With the images removed, repeat the data below exactly.

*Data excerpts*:

****************

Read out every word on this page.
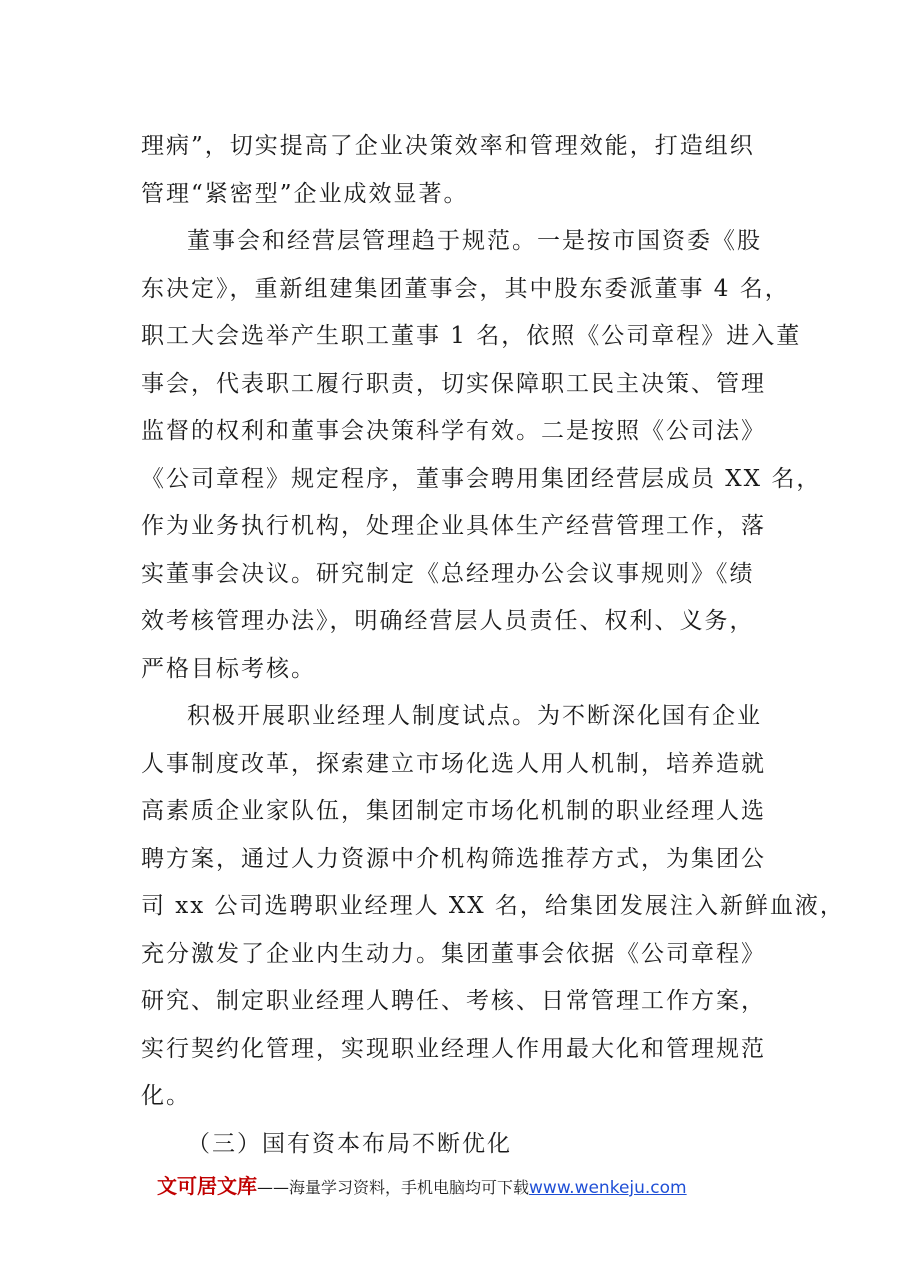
理病”，切实提高了企业决策效率和管理效能，打造组织
管理“紧密型”企业成效显著。
董事会和经营层管理趋于规范。一是按市国资委《股
东决定》，重新组建集团董事会，其中股东委派董事 4 名，
职工大会选举产生职工董事 1 名，依照《公司章程》进入董
事会，代表职工履行职责，切实保障职工民主决策、管理
监督的权利和董事会决策科学有效。二是按照《公司法》
《公司章程》规定程序，董事会聘用集团经营层成员 XX 名，
作为业务执行机构，处理企业具体生产经营管理工作，落
实董事会决议。研究制定《总经理办公会议事规则》《绩
效考核管理办法》，明确经营层人员责任、权利、义务，
严格目标考核。
积极开展职业经理人制度试点。为不断深化国有企业
人事制度改革，探索建立市场化选人用人机制，培养造就
高素质企业家队伍，集团制定市场化机制的职业经理人选
聘方案，通过人力资源中介机构筛选推荐方式，为集团公
司 xx 公司选聘职业经理人 XX 名，给集团发展注入新鲜血液，
充分激发了企业内生动力。集团董事会依据《公司章程》
研究、制定职业经理人聘任、考核、日常管理工作方案，
实行契约化管理，实现职业经理人作用最大化和管理规范
化。
（三）国有资本布局不断优化
文可居文库——海量学习资料，手机电脑均可下载www.wenkeju.com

****************

*Solution to the exercise*:
Read out every word on this page.
理病”，切实提高了企业决策效率和管理效能，打造组织
管理“紧密型”企业成效显著。
董事会和经营层管理趋于规范。一是按市国资委《股
东决定》，重新组建集团董事会，其中股东委派董事 4 名，
职工大会选举产生职工董事 1 名，依照《公司章程》进入董
事会，代表职工履行职责，切实保障职工民主决策、管理
监督的权利和董事会决策科学有效。二是按照《公司法》
《公司章程》规定程序，董事会聘用集团经营层成员 XX 名，
作为业务执行机构，处理企业具体生产经营管理工作，落
实董事会决议。研究制定《总经理办公会议事规则》《绩
效考核管理办法》，明确经营层人员责任、权利、义务，
严格目标考核。
积极开展职业经理人制度试点。为不断深化国有企业
人事制度改革，探索建立市场化选人用人机制，培养造就
高素质企业家队伍，集团制定市场化机制的职业经理人选
聘方案，通过人力资源中介机构筛选推荐方式，为集团公
司 xx 公司选聘职业经理人 XX 名，给集团发展注入新鲜血液，
充分激发了企业内生动力。集团董事会依据《公司章程》
研究、制定职业经理人聘任、考核、日常管理工作方案，
实行契约化管理，实现职业经理人作用最大化和管理规范
化。
（三）国有资本布局不断优化
文可居文库——海量学习资料，手机电脑均可下载www.wenkeju.com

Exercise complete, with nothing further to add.